_Problem description_
Each line of the data that includes the string "grid" is to be copied out.

## start Task inputs

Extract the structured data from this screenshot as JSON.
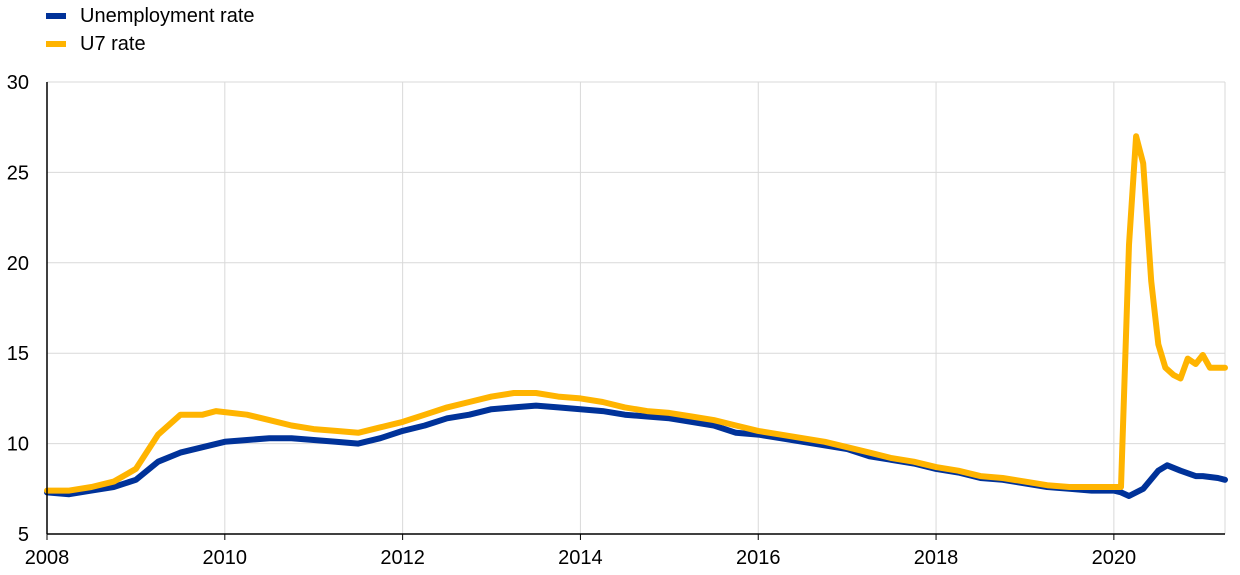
{
  "colors": {
    "unemployment": "#003299",
    "u7": "#FFB400",
    "grid": "#d9d9d9",
    "axis": "#000000"
  },
  "chart_data": {
    "type": "line",
    "title": "",
    "xlabel": "",
    "ylabel": "",
    "legend_position": "top-left",
    "grid": "horizontal and vertical",
    "xlim": [
      2008.0,
      2021.25
    ],
    "ylim": [
      5,
      30
    ],
    "x_ticks": [
      "2008",
      "2010",
      "2012",
      "2014",
      "2016",
      "2018",
      "2020"
    ],
    "y_ticks": [
      "5",
      "10",
      "15",
      "20",
      "25",
      "30"
    ],
    "series": [
      {
        "name": "Unemployment rate",
        "color": "#003299",
        "points": [
          [
            2008.0,
            7.3
          ],
          [
            2008.25,
            7.2
          ],
          [
            2008.5,
            7.4
          ],
          [
            2008.75,
            7.6
          ],
          [
            2009.0,
            8.0
          ],
          [
            2009.25,
            9.0
          ],
          [
            2009.5,
            9.5
          ],
          [
            2009.75,
            9.8
          ],
          [
            2010.0,
            10.1
          ],
          [
            2010.25,
            10.2
          ],
          [
            2010.5,
            10.3
          ],
          [
            2010.75,
            10.3
          ],
          [
            2011.0,
            10.2
          ],
          [
            2011.25,
            10.1
          ],
          [
            2011.5,
            10.0
          ],
          [
            2011.75,
            10.3
          ],
          [
            2012.0,
            10.7
          ],
          [
            2012.25,
            11.0
          ],
          [
            2012.5,
            11.4
          ],
          [
            2012.75,
            11.6
          ],
          [
            2013.0,
            11.9
          ],
          [
            2013.25,
            12.0
          ],
          [
            2013.5,
            12.1
          ],
          [
            2013.75,
            12.0
          ],
          [
            2014.0,
            11.9
          ],
          [
            2014.25,
            11.8
          ],
          [
            2014.5,
            11.6
          ],
          [
            2014.75,
            11.5
          ],
          [
            2015.0,
            11.4
          ],
          [
            2015.25,
            11.2
          ],
          [
            2015.5,
            11.0
          ],
          [
            2015.75,
            10.6
          ],
          [
            2016.0,
            10.5
          ],
          [
            2016.25,
            10.3
          ],
          [
            2016.5,
            10.1
          ],
          [
            2016.75,
            9.9
          ],
          [
            2017.0,
            9.7
          ],
          [
            2017.25,
            9.3
          ],
          [
            2017.5,
            9.1
          ],
          [
            2017.75,
            8.9
          ],
          [
            2018.0,
            8.6
          ],
          [
            2018.25,
            8.4
          ],
          [
            2018.5,
            8.1
          ],
          [
            2018.75,
            8.0
          ],
          [
            2019.0,
            7.8
          ],
          [
            2019.25,
            7.6
          ],
          [
            2019.5,
            7.5
          ],
          [
            2019.75,
            7.4
          ],
          [
            2020.0,
            7.4
          ],
          [
            2020.08,
            7.3
          ],
          [
            2020.17,
            7.1
          ],
          [
            2020.33,
            7.5
          ],
          [
            2020.5,
            8.5
          ],
          [
            2020.6,
            8.8
          ],
          [
            2020.75,
            8.5
          ],
          [
            2020.92,
            8.2
          ],
          [
            2021.0,
            8.2
          ],
          [
            2021.17,
            8.1
          ],
          [
            2021.25,
            8.0
          ]
        ]
      },
      {
        "name": "U7 rate",
        "color": "#FFB400",
        "points": [
          [
            2008.0,
            7.4
          ],
          [
            2008.25,
            7.4
          ],
          [
            2008.5,
            7.6
          ],
          [
            2008.75,
            7.9
          ],
          [
            2009.0,
            8.6
          ],
          [
            2009.25,
            10.5
          ],
          [
            2009.5,
            11.6
          ],
          [
            2009.75,
            11.6
          ],
          [
            2009.9,
            11.8
          ],
          [
            2010.25,
            11.6
          ],
          [
            2010.5,
            11.3
          ],
          [
            2010.75,
            11.0
          ],
          [
            2011.0,
            10.8
          ],
          [
            2011.25,
            10.7
          ],
          [
            2011.5,
            10.6
          ],
          [
            2011.75,
            10.9
          ],
          [
            2012.0,
            11.2
          ],
          [
            2012.25,
            11.6
          ],
          [
            2012.5,
            12.0
          ],
          [
            2012.75,
            12.3
          ],
          [
            2013.0,
            12.6
          ],
          [
            2013.25,
            12.8
          ],
          [
            2013.5,
            12.8
          ],
          [
            2013.75,
            12.6
          ],
          [
            2014.0,
            12.5
          ],
          [
            2014.25,
            12.3
          ],
          [
            2014.5,
            12.0
          ],
          [
            2014.75,
            11.8
          ],
          [
            2015.0,
            11.7
          ],
          [
            2015.25,
            11.5
          ],
          [
            2015.5,
            11.3
          ],
          [
            2015.75,
            11.0
          ],
          [
            2016.0,
            10.7
          ],
          [
            2016.25,
            10.5
          ],
          [
            2016.5,
            10.3
          ],
          [
            2016.75,
            10.1
          ],
          [
            2017.0,
            9.8
          ],
          [
            2017.25,
            9.5
          ],
          [
            2017.5,
            9.2
          ],
          [
            2017.75,
            9.0
          ],
          [
            2018.0,
            8.7
          ],
          [
            2018.25,
            8.5
          ],
          [
            2018.5,
            8.2
          ],
          [
            2018.75,
            8.1
          ],
          [
            2019.0,
            7.9
          ],
          [
            2019.25,
            7.7
          ],
          [
            2019.5,
            7.6
          ],
          [
            2019.75,
            7.6
          ],
          [
            2020.0,
            7.6
          ],
          [
            2020.08,
            7.6
          ],
          [
            2020.17,
            21.0
          ],
          [
            2020.25,
            27.0
          ],
          [
            2020.33,
            25.5
          ],
          [
            2020.42,
            19.0
          ],
          [
            2020.5,
            15.5
          ],
          [
            2020.58,
            14.2
          ],
          [
            2020.67,
            13.8
          ],
          [
            2020.75,
            13.6
          ],
          [
            2020.83,
            14.7
          ],
          [
            2020.92,
            14.4
          ],
          [
            2021.0,
            14.9
          ],
          [
            2021.08,
            14.2
          ],
          [
            2021.25,
            14.2
          ]
        ]
      }
    ]
  }
}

## end Task inputs

_Worked solution_
    "grid": "#d9d9d9",
    "grid": "horizontal and vertical",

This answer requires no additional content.